## DATA SECTION

>>>

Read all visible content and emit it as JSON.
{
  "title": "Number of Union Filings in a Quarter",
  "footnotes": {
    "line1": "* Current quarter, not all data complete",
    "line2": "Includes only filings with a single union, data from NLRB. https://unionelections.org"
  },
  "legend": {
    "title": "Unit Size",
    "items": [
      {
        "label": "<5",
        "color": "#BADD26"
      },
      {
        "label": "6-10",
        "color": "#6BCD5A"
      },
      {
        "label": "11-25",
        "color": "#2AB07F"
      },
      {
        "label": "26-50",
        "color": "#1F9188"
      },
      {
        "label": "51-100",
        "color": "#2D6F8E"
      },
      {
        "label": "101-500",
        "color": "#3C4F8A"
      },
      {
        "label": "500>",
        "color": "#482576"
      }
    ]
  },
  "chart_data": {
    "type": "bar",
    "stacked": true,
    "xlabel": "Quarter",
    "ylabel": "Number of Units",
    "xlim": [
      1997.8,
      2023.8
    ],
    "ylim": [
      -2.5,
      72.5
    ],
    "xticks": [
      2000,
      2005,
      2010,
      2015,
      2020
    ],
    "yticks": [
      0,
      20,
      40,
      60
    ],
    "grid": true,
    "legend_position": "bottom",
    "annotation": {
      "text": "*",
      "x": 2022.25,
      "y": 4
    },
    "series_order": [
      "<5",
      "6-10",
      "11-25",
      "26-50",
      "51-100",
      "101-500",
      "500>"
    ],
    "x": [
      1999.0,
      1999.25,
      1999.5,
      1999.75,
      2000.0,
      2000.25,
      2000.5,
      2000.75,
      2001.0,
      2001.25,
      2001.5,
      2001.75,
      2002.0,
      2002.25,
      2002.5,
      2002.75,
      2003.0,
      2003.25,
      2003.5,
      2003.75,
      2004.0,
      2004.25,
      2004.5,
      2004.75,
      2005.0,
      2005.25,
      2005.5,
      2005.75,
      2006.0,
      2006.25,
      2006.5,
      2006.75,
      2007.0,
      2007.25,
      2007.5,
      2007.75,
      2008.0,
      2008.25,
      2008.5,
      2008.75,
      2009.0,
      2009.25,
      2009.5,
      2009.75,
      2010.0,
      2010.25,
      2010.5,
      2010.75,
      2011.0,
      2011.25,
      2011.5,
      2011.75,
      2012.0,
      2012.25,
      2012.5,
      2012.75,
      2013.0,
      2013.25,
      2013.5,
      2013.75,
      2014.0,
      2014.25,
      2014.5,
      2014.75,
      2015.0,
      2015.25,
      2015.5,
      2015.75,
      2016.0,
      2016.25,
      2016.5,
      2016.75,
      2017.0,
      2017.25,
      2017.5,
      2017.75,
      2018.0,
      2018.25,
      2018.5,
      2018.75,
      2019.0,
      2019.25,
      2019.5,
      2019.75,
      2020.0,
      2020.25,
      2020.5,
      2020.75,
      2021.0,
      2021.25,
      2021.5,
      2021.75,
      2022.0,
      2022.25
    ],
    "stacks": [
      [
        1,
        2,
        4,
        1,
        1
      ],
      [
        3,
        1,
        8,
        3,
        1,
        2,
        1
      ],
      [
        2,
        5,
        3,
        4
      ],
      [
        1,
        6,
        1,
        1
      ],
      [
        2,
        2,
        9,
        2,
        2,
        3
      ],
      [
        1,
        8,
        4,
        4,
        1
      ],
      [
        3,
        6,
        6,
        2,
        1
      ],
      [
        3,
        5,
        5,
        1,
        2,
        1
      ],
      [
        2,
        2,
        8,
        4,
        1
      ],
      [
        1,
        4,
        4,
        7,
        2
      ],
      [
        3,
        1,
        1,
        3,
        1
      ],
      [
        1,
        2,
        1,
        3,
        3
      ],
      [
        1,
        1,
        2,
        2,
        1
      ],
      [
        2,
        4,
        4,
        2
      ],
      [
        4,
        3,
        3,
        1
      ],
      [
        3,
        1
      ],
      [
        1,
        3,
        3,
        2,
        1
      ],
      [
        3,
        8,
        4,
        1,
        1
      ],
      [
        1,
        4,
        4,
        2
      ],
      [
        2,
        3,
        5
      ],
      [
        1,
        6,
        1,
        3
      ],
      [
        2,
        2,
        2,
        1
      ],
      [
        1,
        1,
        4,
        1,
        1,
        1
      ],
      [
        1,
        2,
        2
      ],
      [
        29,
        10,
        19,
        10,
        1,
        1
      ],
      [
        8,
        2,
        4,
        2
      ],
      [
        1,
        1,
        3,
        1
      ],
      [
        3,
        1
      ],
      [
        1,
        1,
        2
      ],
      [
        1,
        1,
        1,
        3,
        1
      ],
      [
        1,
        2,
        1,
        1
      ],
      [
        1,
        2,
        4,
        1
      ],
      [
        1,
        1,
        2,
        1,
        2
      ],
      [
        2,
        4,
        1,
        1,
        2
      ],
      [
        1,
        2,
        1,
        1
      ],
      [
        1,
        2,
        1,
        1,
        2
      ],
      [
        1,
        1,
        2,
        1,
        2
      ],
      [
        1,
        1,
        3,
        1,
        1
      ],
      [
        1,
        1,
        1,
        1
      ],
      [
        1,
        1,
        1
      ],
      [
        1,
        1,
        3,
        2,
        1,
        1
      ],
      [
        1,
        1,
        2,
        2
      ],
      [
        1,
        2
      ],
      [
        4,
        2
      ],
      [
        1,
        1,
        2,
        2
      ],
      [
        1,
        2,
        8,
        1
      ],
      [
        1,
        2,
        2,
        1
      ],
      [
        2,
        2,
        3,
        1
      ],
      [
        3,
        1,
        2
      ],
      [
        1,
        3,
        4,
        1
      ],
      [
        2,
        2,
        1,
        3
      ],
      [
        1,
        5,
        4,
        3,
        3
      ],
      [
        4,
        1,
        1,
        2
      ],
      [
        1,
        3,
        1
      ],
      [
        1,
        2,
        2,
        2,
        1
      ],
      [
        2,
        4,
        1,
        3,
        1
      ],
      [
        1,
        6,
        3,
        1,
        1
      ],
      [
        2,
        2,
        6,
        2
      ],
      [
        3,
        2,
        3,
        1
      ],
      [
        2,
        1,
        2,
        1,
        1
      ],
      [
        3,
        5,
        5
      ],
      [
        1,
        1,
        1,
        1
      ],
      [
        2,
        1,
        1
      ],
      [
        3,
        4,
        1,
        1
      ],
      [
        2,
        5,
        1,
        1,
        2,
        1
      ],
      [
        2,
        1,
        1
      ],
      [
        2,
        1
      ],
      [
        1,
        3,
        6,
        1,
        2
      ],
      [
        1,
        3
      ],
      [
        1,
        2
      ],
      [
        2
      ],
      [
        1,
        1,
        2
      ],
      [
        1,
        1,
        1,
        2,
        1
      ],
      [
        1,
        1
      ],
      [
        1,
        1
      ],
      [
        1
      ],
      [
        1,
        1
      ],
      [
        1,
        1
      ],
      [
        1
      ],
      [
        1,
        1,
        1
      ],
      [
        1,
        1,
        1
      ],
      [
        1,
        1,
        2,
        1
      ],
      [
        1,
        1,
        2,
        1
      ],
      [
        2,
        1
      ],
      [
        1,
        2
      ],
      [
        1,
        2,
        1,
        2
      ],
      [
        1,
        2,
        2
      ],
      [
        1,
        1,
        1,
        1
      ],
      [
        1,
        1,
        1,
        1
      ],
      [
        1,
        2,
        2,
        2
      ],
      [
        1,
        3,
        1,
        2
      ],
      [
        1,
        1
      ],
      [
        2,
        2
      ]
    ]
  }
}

<<<

## AIM
Every line above should be retyped exactly as given.

## CORRECT RESULT
Read all visible content and emit it as JSON.
{
  "title": "Number of Union Filings in a Quarter",
  "footnotes": {
    "line1": "* Current quarter, not all data complete",
    "line2": "Includes only filings with a single union, data from NLRB. https://unionelections.org"
  },
  "legend": {
    "title": "Unit Size",
    "items": [
      {
        "label": "<5",
        "color": "#BADD26"
      },
      {
        "label": "6-10",
        "color": "#6BCD5A"
      },
      {
        "label": "11-25",
        "color": "#2AB07F"
      },
      {
        "label": "26-50",
        "color": "#1F9188"
      },
      {
        "label": "51-100",
        "color": "#2D6F8E"
      },
      {
        "label": "101-500",
        "color": "#3C4F8A"
      },
      {
        "label": "500>",
        "color": "#482576"
      }
    ]
  },
  "chart_data": {
    "type": "bar",
    "stacked": true,
    "xlabel": "Quarter",
    "ylabel": "Number of Units",
    "xlim": [
      1997.8,
      2023.8
    ],
    "ylim": [
      -2.5,
      72.5
    ],
    "xticks": [
      2000,
      2005,
      2010,
      2015,
      2020
    ],
    "yticks": [
      0,
      20,
      40,
      60
    ],
    "grid": true,
    "legend_position": "bottom",
    "annotation": {
      "text": "*",
      "x": 2022.25,
      "y": 4
    },
    "series_order": [
      "<5",
      "6-10",
      "11-25",
      "26-50",
      "51-100",
      "101-500",
      "500>"
    ],
    "x": [
      1999.0,
      1999.25,
      1999.5,
      1999.75,
      2000.0,
      2000.25,
      2000.5,
      2000.75,
      2001.0,
      2001.25,
      2001.5,
      2001.75,
      2002.0,
      2002.25,
      2002.5,
      2002.75,
      2003.0,
      2003.25,
      2003.5,
      2003.75,
      2004.0,
      2004.25,
      2004.5,
      2004.75,
      2005.0,
      2005.25,
      2005.5,
      2005.75,
      2006.0,
      2006.25,
      2006.5,
      2006.75,
      2007.0,
      2007.25,
      2007.5,
      2007.75,
      2008.0,
      2008.25,
      2008.5,
      2008.75,
      2009.0,
      2009.25,
      2009.5,
      2009.75,
      2010.0,
      2010.25,
      2010.5,
      2010.75,
      2011.0,
      2011.25,
      2011.5,
      2011.75,
      2012.0,
      2012.25,
      2012.5,
      2012.75,
      2013.0,
      2013.25,
      2013.5,
      2013.75,
      2014.0,
      2014.25,
      2014.5,
      2014.75,
      2015.0,
      2015.25,
      2015.5,
      2015.75,
      2016.0,
      2016.25,
      2016.5,
      2016.75,
      2017.0,
      2017.25,
      2017.5,
      2017.75,
      2018.0,
      2018.25,
      2018.5,
      2018.75,
      2019.0,
      2019.25,
      2019.5,
      2019.75,
      2020.0,
      2020.25,
      2020.5,
      2020.75,
      2021.0,
      2021.25,
      2021.5,
      2021.75,
      2022.0,
      2022.25
    ],
    "stacks": [
      [
        1,
        2,
        4,
        1,
        1
      ],
      [
        3,
        1,
        8,
        3,
        1,
        2,
        1
      ],
      [
        2,
        5,
        3,
        4
      ],
      [
        1,
        6,
        1,
        1
      ],
      [
        2,
        2,
        9,
        2,
        2,
        3
      ],
      [
        1,
        8,
        4,
        4,
        1
      ],
      [
        3,
        6,
        6,
        2,
        1
      ],
      [
        3,
        5,
        5,
        1,
        2,
        1
      ],
      [
        2,
        2,
        8,
        4,
        1
      ],
      [
        1,
        4,
        4,
        7,
        2
      ],
      [
        3,
        1,
        1,
        3,
        1
      ],
      [
        1,
        2,
        1,
        3,
        3
      ],
      [
        1,
        1,
        2,
        2,
        1
      ],
      [
        2,
        4,
        4,
        2
      ],
      [
        4,
        3,
        3,
        1
      ],
      [
        3,
        1
      ],
      [
        1,
        3,
        3,
        2,
        1
      ],
      [
        3,
        8,
        4,
        1,
        1
      ],
      [
        1,
        4,
        4,
        2
      ],
      [
        2,
        3,
        5
      ],
      [
        1,
        6,
        1,
        3
      ],
      [
        2,
        2,
        2,
        1
      ],
      [
        1,
        1,
        4,
        1,
        1,
        1
      ],
      [
        1,
        2,
        2
      ],
      [
        29,
        10,
        19,
        10,
        1,
        1
      ],
      [
        8,
        2,
        4,
        2
      ],
      [
        1,
        1,
        3,
        1
      ],
      [
        3,
        1
      ],
      [
        1,
        1,
        2
      ],
      [
        1,
        1,
        1,
        3,
        1
      ],
      [
        1,
        2,
        1,
        1
      ],
      [
        1,
        2,
        4,
        1
      ],
      [
        1,
        1,
        2,
        1,
        2
      ],
      [
        2,
        4,
        1,
        1,
        2
      ],
      [
        1,
        2,
        1,
        1
      ],
      [
        1,
        2,
        1,
        1,
        2
      ],
      [
        1,
        1,
        2,
        1,
        2
      ],
      [
        1,
        1,
        3,
        1,
        1
      ],
      [
        1,
        1,
        1,
        1
      ],
      [
        1,
        1,
        1
      ],
      [
        1,
        1,
        3,
        2,
        1,
        1
      ],
      [
        1,
        1,
        2,
        2
      ],
      [
        1,
        2
      ],
      [
        4,
        2
      ],
      [
        1,
        1,
        2,
        2
      ],
      [
        1,
        2,
        8,
        1
      ],
      [
        1,
        2,
        2,
        1
      ],
      [
        2,
        2,
        3,
        1
      ],
      [
        3,
        1,
        2
      ],
      [
        1,
        3,
        4,
        1
      ],
      [
        2,
        2,
        1,
        3
      ],
      [
        1,
        5,
        4,
        3,
        3
      ],
      [
        4,
        1,
        1,
        2
      ],
      [
        1,
        3,
        1
      ],
      [
        1,
        2,
        2,
        2,
        1
      ],
      [
        2,
        4,
        1,
        3,
        1
      ],
      [
        1,
        6,
        3,
        1,
        1
      ],
      [
        2,
        2,
        6,
        2
      ],
      [
        3,
        2,
        3,
        1
      ],
      [
        2,
        1,
        2,
        1,
        1
      ],
      [
        3,
        5,
        5
      ],
      [
        1,
        1,
        1,
        1
      ],
      [
        2,
        1,
        1
      ],
      [
        3,
        4,
        1,
        1
      ],
      [
        2,
        5,
        1,
        1,
        2,
        1
      ],
      [
        2,
        1,
        1
      ],
      [
        2,
        1
      ],
      [
        1,
        3,
        6,
        1,
        2
      ],
      [
        1,
        3
      ],
      [
        1,
        2
      ],
      [
        2
      ],
      [
        1,
        1,
        2
      ],
      [
        1,
        1,
        1,
        2,
        1
      ],
      [
        1,
        1
      ],
      [
        1,
        1
      ],
      [
        1
      ],
      [
        1,
        1
      ],
      [
        1,
        1
      ],
      [
        1
      ],
      [
        1,
        1,
        1
      ],
      [
        1,
        1,
        1
      ],
      [
        1,
        1,
        2,
        1
      ],
      [
        1,
        1,
        2,
        1
      ],
      [
        2,
        1
      ],
      [
        1,
        2
      ],
      [
        1,
        2,
        1,
        2
      ],
      [
        1,
        2,
        2
      ],
      [
        1,
        1,
        1,
        1
      ],
      [
        1,
        1,
        1,
        1
      ],
      [
        1,
        2,
        2,
        2
      ],
      [
        1,
        3,
        1,
        2
      ],
      [
        1,
        1
      ],
      [
        2,
        2
      ]
    ]
  }
}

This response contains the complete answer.